## Goal
Reading down the listing below, count the lines where the word "until" shows up, then give only that count.

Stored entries
┄┄┄┄┄┄┄┄┄┄┄┄┄┄┄┄┄┄┄┄
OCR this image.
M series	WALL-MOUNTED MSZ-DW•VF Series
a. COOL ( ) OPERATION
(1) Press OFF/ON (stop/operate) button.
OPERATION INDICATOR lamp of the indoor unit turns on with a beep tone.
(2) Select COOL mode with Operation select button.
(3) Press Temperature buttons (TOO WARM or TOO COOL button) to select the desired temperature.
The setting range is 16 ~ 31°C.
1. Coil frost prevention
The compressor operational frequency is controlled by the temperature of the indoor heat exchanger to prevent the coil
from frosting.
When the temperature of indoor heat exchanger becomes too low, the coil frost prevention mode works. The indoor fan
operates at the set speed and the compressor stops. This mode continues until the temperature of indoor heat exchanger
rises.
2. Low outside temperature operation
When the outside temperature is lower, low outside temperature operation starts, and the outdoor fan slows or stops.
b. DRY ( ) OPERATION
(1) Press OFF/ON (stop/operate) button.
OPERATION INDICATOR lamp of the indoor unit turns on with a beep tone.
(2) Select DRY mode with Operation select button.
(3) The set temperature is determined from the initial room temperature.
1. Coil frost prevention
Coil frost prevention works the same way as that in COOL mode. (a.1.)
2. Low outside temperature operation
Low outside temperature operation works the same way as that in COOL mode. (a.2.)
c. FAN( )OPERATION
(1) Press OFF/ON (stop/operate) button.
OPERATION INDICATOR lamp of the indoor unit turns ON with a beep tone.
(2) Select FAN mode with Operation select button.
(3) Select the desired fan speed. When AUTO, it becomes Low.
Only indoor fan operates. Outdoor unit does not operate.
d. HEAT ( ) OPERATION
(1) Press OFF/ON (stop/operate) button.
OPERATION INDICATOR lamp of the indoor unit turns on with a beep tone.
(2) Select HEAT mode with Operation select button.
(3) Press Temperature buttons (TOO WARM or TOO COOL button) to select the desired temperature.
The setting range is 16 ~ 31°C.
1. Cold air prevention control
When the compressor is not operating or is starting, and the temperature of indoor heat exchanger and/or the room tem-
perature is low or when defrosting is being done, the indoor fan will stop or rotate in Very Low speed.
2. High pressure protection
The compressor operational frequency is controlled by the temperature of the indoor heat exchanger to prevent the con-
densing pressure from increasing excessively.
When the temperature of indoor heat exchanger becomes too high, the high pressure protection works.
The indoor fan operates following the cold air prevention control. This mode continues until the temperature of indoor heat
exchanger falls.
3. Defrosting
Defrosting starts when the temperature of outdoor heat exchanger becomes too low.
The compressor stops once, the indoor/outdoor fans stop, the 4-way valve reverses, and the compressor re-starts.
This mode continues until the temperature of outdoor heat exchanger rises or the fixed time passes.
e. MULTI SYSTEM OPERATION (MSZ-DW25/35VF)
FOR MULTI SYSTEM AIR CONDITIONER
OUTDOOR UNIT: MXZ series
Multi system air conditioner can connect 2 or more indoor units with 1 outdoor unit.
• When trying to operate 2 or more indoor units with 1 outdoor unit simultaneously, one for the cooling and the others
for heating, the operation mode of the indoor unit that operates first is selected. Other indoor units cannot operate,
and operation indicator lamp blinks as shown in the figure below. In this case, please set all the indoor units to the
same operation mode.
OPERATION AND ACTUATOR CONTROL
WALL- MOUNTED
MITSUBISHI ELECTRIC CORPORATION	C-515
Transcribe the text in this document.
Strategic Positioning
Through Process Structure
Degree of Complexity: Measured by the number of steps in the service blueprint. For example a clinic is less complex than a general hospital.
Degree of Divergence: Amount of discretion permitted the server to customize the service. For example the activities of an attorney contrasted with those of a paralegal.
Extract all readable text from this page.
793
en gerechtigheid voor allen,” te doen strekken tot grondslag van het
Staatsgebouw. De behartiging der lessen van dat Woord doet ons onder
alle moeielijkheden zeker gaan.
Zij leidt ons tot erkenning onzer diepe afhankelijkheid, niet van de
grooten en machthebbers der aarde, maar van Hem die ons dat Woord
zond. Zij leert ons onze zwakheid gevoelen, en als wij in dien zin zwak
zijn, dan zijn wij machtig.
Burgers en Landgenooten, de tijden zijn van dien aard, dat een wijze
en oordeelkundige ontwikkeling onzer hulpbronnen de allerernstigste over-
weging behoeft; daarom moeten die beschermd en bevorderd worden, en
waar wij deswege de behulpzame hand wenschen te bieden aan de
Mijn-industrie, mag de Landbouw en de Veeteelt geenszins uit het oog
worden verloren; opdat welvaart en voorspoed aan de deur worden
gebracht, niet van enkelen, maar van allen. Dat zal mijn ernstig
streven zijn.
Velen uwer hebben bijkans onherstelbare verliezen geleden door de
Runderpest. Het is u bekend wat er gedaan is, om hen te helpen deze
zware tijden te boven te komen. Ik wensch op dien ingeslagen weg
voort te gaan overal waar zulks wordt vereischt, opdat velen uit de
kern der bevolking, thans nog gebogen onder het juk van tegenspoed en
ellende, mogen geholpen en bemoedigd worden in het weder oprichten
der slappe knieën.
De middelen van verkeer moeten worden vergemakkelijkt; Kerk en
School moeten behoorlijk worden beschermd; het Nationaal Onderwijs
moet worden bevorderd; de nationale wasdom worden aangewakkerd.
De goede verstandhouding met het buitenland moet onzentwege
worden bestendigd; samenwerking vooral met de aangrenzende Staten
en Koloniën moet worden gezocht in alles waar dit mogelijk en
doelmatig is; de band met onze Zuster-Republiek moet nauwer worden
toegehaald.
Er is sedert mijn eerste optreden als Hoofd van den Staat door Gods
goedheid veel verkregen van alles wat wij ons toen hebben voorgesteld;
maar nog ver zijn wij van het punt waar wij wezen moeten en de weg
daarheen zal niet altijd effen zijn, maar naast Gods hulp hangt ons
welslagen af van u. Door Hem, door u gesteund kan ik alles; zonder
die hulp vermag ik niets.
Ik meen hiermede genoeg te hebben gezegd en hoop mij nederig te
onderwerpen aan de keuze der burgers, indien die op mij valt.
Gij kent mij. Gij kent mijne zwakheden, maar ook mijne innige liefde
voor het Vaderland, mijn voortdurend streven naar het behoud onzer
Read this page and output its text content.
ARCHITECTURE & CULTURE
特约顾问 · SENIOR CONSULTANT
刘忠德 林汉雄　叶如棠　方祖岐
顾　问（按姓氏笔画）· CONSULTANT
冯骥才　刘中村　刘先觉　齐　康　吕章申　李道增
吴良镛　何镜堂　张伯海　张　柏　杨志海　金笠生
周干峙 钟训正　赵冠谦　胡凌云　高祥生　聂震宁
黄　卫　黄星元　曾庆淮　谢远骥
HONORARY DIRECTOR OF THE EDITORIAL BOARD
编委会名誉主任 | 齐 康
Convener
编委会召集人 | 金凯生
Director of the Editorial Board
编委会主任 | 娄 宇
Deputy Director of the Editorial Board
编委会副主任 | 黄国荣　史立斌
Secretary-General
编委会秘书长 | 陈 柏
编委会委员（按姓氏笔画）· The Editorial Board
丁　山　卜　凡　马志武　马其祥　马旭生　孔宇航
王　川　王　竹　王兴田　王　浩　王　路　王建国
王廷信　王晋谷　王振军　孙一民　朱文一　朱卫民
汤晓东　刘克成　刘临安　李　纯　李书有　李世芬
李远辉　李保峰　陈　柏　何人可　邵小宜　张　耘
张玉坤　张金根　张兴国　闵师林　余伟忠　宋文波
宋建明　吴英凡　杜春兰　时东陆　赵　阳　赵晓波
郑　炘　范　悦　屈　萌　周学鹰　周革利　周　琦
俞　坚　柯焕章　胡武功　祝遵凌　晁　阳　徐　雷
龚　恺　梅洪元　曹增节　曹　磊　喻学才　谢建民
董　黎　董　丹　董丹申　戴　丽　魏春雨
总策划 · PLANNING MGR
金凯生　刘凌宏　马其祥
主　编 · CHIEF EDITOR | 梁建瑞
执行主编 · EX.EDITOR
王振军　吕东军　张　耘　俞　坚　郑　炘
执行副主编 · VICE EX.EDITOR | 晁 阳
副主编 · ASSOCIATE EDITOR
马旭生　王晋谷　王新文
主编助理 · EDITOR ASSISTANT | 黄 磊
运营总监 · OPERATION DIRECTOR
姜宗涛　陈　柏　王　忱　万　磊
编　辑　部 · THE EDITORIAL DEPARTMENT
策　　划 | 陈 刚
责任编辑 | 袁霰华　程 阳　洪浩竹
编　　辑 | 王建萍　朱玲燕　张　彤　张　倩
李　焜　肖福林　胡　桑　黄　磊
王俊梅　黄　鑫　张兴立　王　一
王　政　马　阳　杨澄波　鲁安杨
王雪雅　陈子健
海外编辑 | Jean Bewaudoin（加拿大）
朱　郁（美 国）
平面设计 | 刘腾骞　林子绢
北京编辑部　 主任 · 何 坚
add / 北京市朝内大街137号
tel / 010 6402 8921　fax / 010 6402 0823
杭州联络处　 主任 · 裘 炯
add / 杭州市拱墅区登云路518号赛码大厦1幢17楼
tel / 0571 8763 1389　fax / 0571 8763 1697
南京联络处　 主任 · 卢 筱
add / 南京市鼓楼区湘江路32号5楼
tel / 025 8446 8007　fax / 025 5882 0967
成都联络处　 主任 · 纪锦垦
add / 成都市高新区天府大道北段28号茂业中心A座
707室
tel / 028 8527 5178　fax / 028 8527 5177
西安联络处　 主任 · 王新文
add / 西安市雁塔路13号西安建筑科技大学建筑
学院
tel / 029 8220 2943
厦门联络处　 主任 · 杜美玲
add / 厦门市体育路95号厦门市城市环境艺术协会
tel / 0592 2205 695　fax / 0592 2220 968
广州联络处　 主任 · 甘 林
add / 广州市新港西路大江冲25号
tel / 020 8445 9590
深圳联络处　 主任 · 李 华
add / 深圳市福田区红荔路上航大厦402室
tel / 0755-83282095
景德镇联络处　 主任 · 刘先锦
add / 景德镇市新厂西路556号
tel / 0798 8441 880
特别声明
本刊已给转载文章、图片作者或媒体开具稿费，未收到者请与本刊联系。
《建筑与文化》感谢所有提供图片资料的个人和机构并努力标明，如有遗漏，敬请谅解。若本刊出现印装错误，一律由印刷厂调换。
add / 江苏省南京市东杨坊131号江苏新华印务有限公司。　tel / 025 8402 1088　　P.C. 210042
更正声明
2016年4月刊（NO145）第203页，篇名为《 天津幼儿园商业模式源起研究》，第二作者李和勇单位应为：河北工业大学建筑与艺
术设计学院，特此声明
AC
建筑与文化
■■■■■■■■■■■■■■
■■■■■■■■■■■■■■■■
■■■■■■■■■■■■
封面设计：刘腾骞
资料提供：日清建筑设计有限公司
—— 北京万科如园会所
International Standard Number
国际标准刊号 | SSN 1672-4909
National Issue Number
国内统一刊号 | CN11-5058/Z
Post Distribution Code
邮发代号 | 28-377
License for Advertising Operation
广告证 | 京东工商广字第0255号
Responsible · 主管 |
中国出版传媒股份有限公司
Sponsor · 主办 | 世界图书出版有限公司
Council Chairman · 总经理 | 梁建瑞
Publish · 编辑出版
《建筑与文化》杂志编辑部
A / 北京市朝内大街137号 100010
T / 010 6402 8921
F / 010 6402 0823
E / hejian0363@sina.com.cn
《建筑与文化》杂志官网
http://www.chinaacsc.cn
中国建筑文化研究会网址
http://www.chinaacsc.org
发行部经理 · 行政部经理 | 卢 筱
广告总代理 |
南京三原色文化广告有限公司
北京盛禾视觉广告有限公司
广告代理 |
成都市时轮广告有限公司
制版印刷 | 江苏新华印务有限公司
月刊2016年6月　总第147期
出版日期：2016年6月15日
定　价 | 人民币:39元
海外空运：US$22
┄┄┄┄┄┄┄┄┄┄┄┄┄┄┄┄┄┄┄┄
## Result
3